◆ TASK STATEMENT:
Report how many lines in the records below contain the word "para". Give only the number.

─── PROVIDED DATA

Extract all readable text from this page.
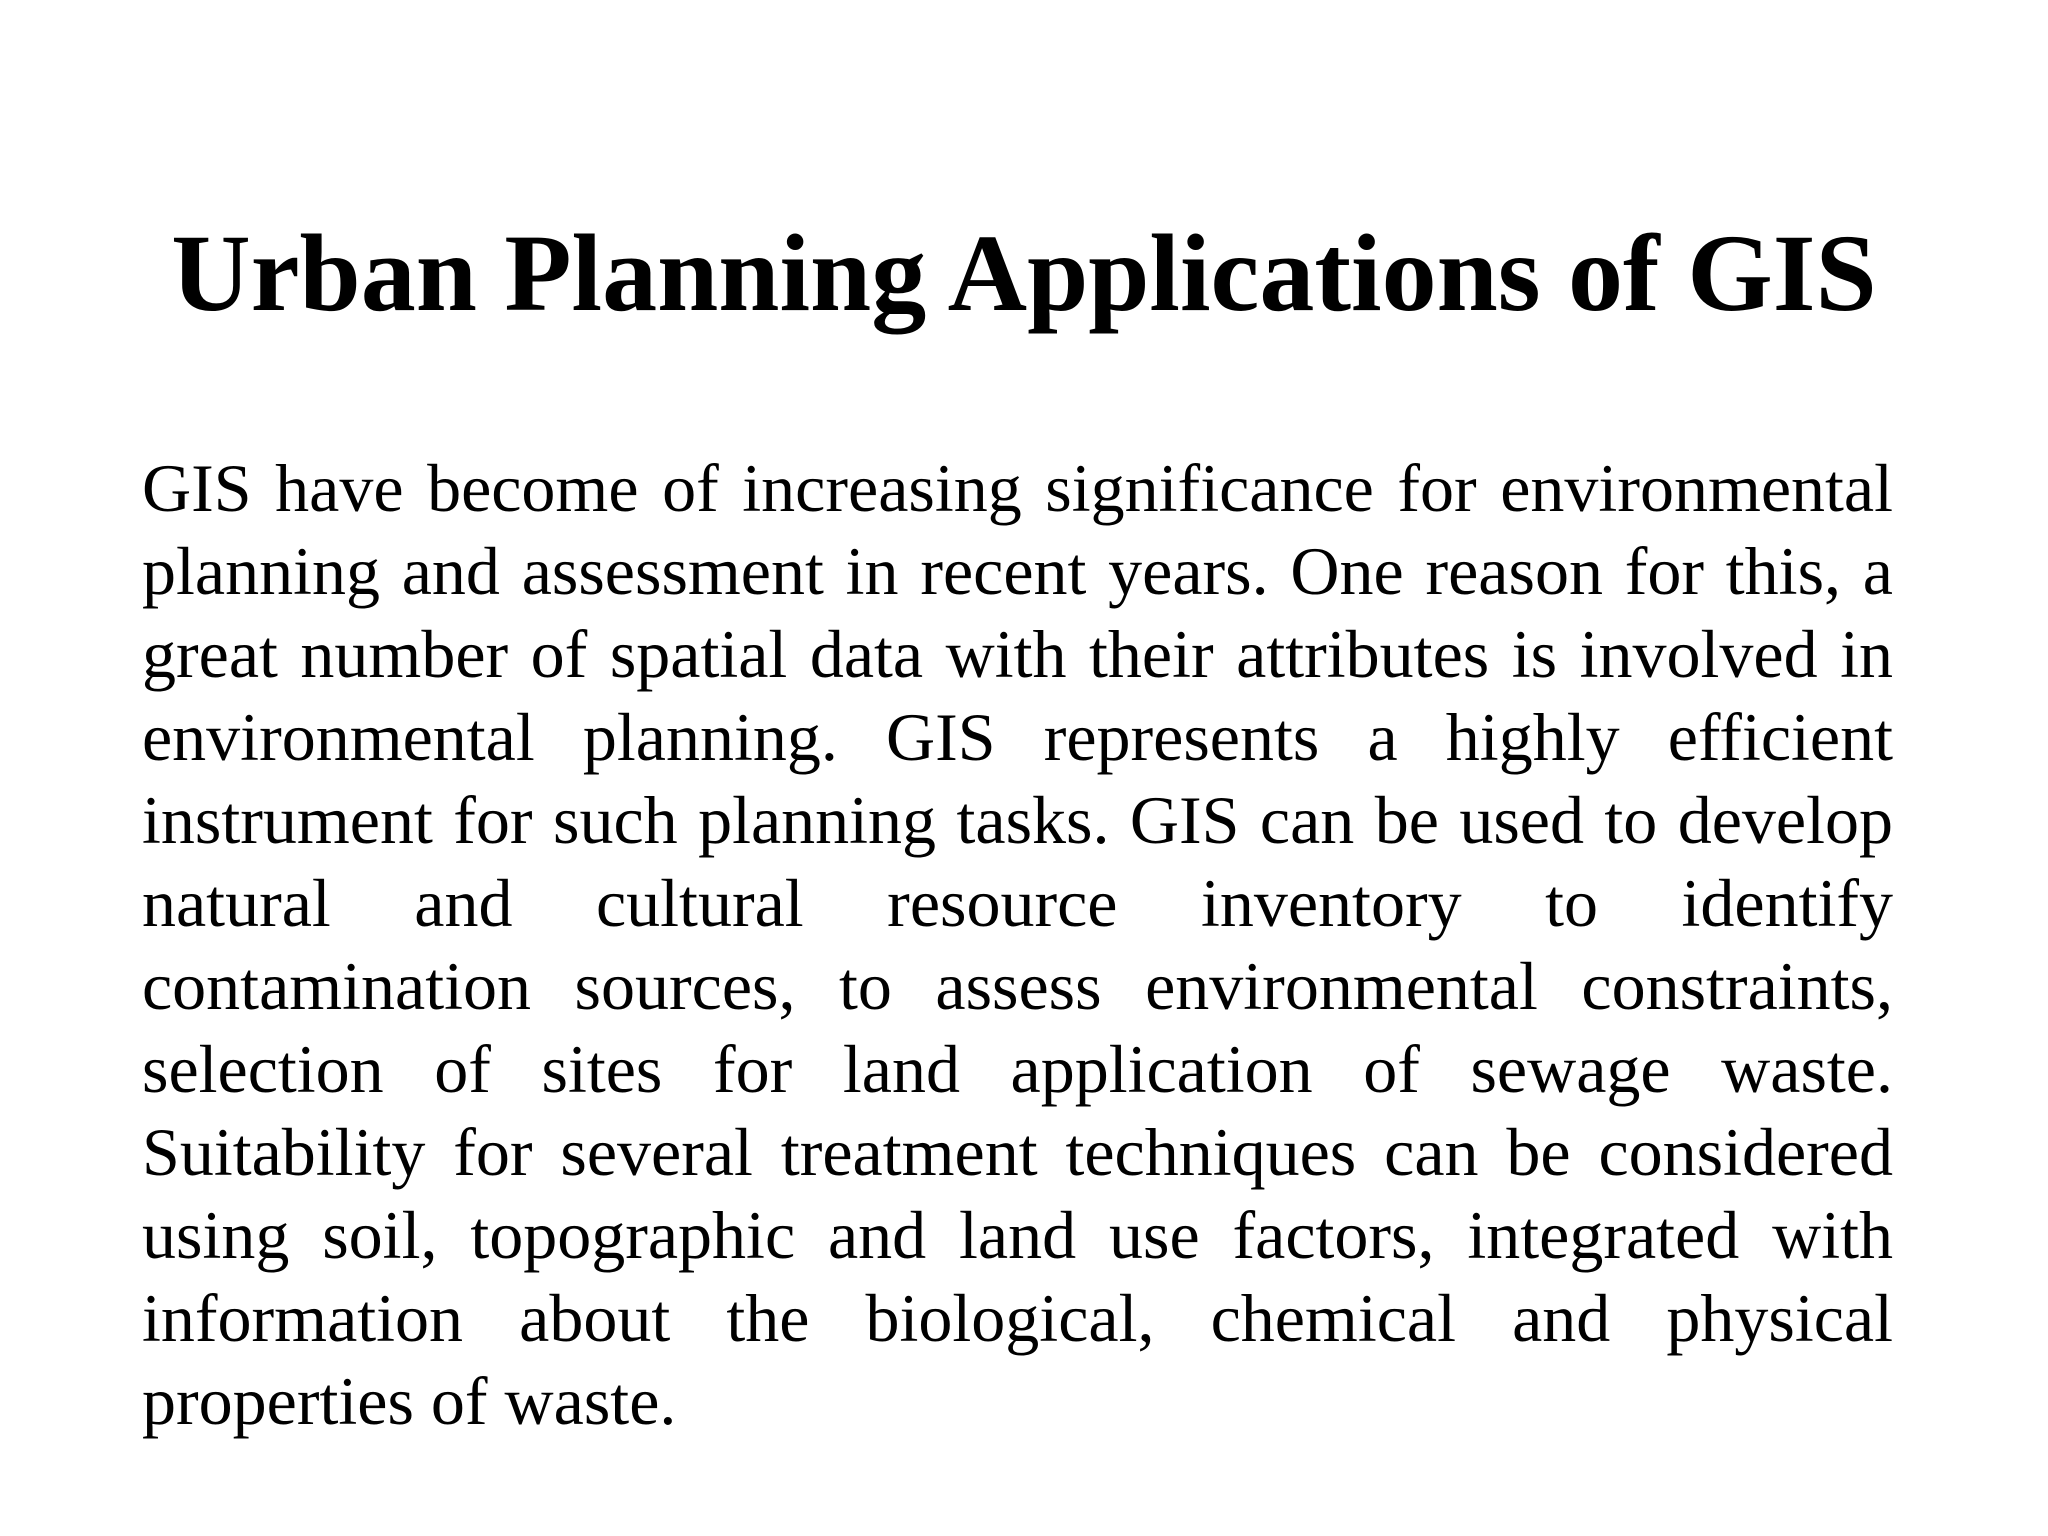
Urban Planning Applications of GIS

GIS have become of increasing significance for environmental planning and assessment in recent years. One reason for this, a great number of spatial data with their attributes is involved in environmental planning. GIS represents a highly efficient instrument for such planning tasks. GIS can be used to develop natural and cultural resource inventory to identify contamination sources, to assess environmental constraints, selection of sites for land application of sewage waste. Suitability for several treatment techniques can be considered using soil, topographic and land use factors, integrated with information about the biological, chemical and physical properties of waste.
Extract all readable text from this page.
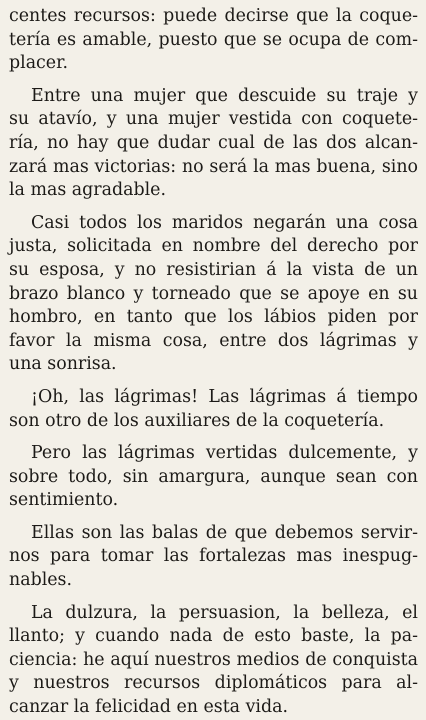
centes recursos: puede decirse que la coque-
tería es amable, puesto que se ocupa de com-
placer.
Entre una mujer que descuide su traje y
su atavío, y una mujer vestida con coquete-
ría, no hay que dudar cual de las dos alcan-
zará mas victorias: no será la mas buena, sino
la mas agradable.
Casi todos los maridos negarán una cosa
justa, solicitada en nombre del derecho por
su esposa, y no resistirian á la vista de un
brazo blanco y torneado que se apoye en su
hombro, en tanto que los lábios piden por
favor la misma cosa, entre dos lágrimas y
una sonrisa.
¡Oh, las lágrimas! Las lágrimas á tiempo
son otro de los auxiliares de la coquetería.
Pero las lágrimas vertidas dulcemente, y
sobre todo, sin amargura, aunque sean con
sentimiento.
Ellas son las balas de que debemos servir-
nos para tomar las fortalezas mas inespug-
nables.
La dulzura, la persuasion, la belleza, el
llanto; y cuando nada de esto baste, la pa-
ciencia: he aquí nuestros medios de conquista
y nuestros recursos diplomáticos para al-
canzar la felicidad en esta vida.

──────
─── PROVIDED DATA

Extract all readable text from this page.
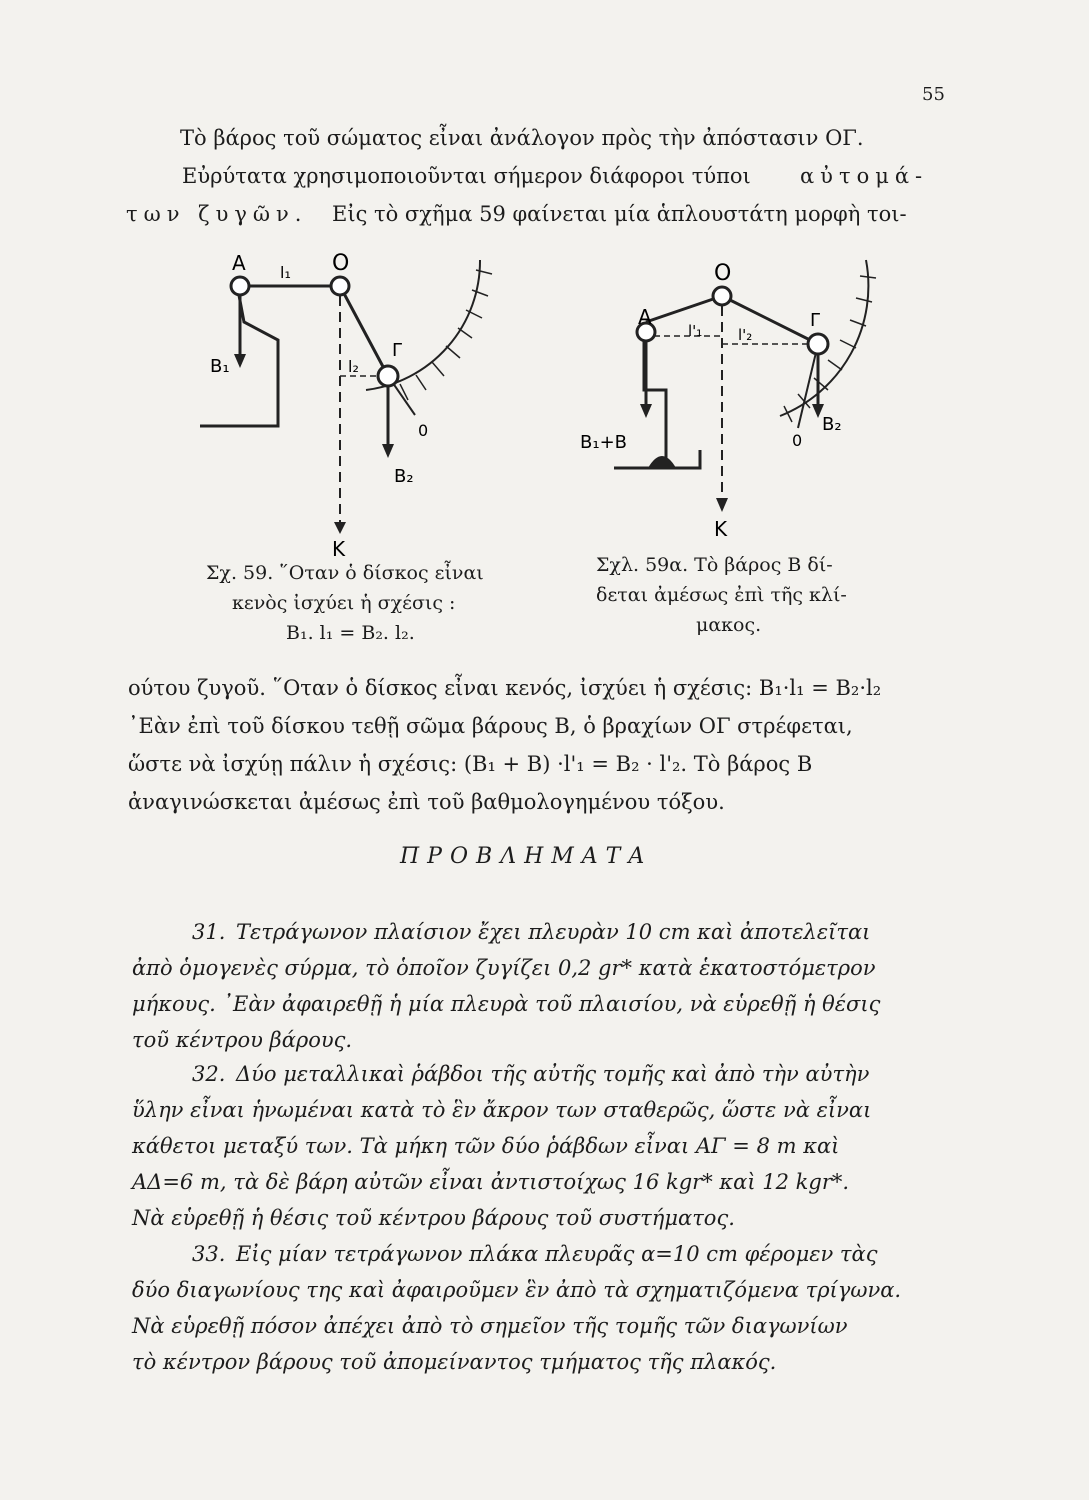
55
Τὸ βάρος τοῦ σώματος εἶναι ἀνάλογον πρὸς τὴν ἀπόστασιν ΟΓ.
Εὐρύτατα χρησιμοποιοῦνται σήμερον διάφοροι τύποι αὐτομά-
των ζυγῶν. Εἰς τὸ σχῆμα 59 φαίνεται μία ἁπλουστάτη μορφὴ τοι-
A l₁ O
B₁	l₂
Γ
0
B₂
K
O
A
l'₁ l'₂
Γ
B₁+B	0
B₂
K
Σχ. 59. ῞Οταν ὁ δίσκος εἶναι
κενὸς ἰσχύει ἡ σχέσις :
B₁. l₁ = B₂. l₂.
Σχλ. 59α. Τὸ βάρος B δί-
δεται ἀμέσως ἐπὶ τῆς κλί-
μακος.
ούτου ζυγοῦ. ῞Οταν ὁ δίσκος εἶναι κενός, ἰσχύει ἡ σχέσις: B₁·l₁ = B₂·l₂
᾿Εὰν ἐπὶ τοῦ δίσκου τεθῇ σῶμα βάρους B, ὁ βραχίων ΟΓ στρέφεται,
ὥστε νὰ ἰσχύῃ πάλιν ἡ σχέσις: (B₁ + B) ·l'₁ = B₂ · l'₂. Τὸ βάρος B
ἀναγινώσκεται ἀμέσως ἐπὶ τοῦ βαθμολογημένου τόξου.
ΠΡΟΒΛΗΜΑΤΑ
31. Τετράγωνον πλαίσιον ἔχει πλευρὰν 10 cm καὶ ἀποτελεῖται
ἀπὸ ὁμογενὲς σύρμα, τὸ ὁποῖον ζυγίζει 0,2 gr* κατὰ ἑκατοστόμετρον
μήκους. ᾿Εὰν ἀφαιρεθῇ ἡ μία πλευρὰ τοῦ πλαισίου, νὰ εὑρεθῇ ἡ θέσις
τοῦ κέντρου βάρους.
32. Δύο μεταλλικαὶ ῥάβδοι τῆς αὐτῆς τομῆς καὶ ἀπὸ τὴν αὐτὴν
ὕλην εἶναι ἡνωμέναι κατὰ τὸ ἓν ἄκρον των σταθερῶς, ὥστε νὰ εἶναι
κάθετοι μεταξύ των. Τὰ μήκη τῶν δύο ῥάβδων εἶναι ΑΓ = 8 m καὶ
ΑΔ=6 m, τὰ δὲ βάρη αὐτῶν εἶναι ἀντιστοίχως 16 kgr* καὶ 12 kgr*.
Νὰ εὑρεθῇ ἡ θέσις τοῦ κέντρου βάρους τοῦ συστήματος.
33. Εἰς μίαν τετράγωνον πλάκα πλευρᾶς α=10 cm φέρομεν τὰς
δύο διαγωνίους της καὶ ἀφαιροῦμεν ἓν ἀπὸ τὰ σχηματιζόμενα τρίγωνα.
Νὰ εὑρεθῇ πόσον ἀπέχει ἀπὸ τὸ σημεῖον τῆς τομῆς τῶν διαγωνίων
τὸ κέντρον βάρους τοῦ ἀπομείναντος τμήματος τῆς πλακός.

──────
─── PROVIDED DATA

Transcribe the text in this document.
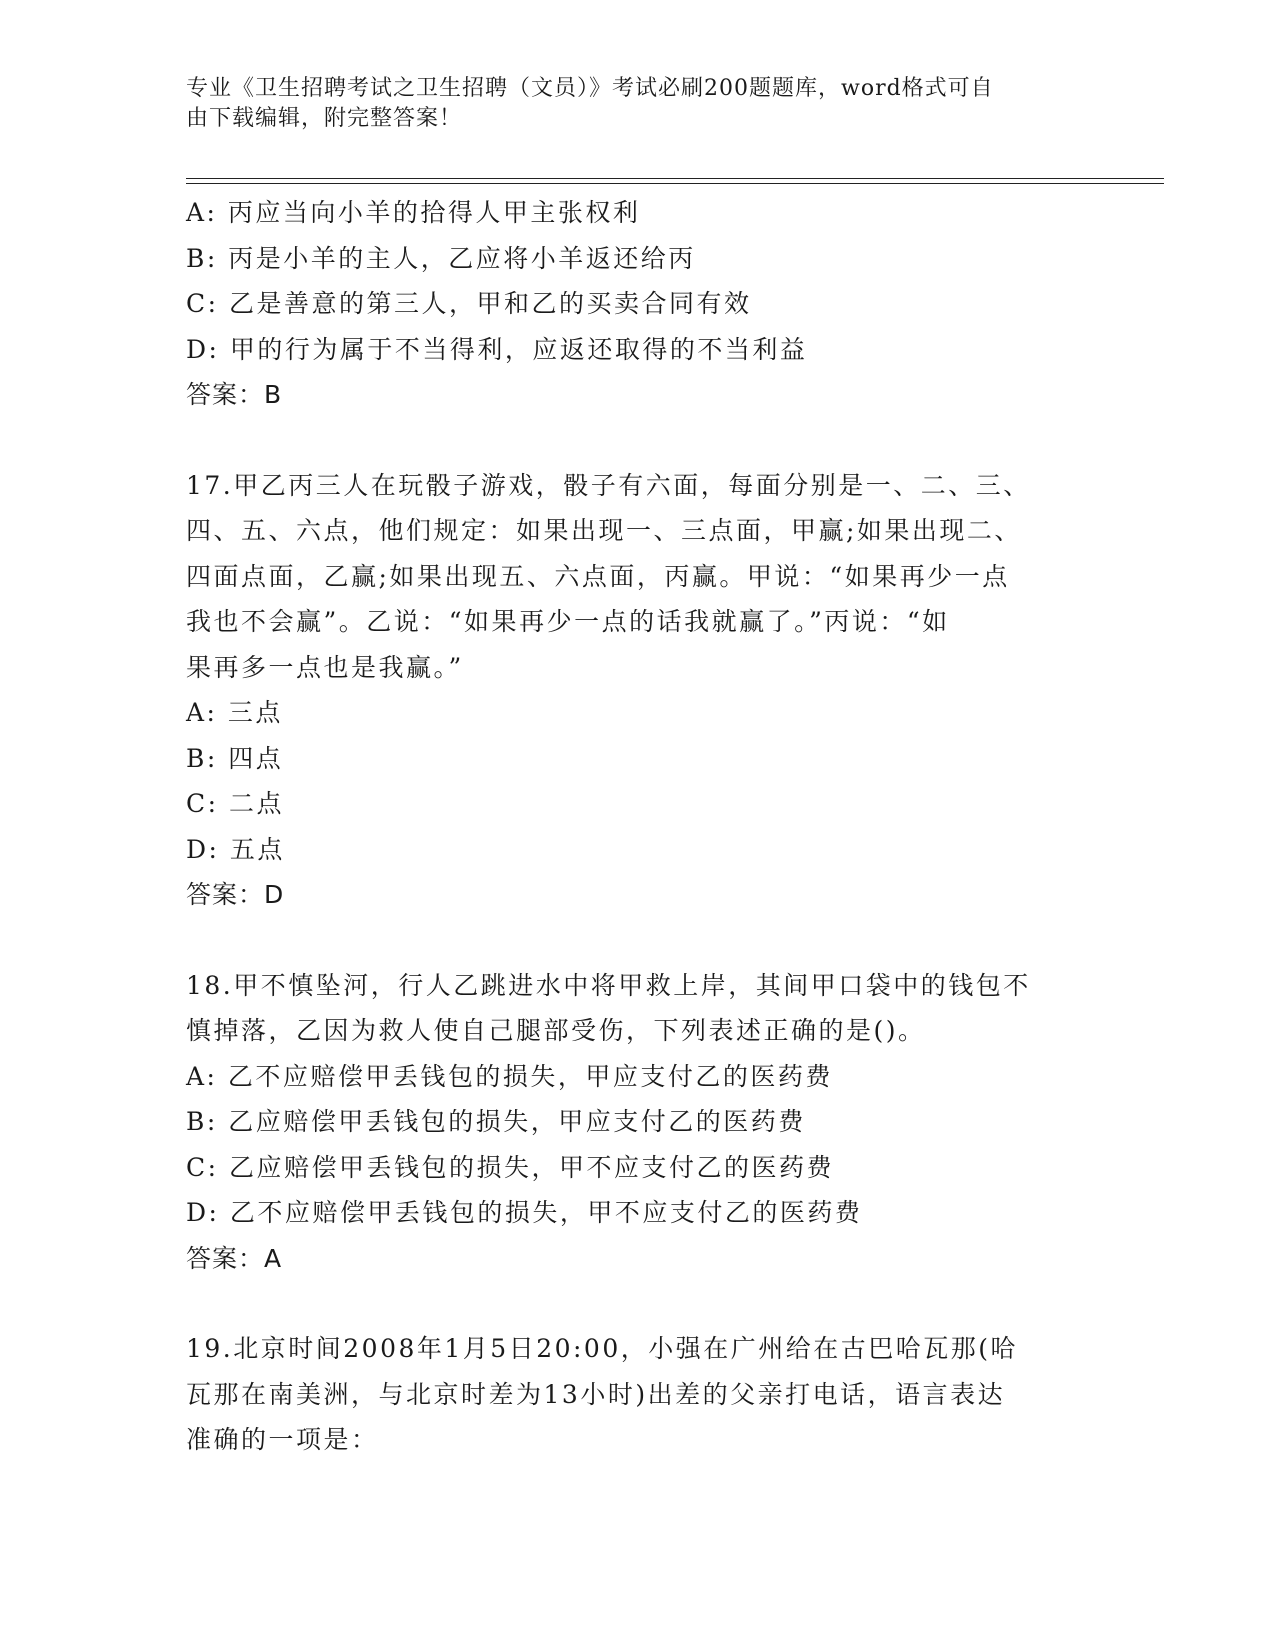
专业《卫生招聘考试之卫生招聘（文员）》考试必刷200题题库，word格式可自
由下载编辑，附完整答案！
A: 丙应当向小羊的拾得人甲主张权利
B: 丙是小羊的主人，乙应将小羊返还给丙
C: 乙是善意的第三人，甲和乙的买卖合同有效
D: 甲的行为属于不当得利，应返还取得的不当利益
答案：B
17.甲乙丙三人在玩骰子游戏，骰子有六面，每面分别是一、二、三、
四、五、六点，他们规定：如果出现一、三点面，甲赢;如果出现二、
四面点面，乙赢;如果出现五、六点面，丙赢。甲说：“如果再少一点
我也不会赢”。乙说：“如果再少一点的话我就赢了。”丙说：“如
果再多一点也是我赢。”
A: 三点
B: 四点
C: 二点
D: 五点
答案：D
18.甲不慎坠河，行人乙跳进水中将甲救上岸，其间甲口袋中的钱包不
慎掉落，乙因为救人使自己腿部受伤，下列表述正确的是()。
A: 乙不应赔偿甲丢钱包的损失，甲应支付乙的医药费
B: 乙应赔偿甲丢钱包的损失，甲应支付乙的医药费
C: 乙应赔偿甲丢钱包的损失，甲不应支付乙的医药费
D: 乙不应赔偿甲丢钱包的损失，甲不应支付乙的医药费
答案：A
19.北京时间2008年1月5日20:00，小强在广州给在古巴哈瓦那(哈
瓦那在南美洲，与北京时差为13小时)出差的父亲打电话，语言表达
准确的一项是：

──────

◆ WRITTEN RESPONSE:
2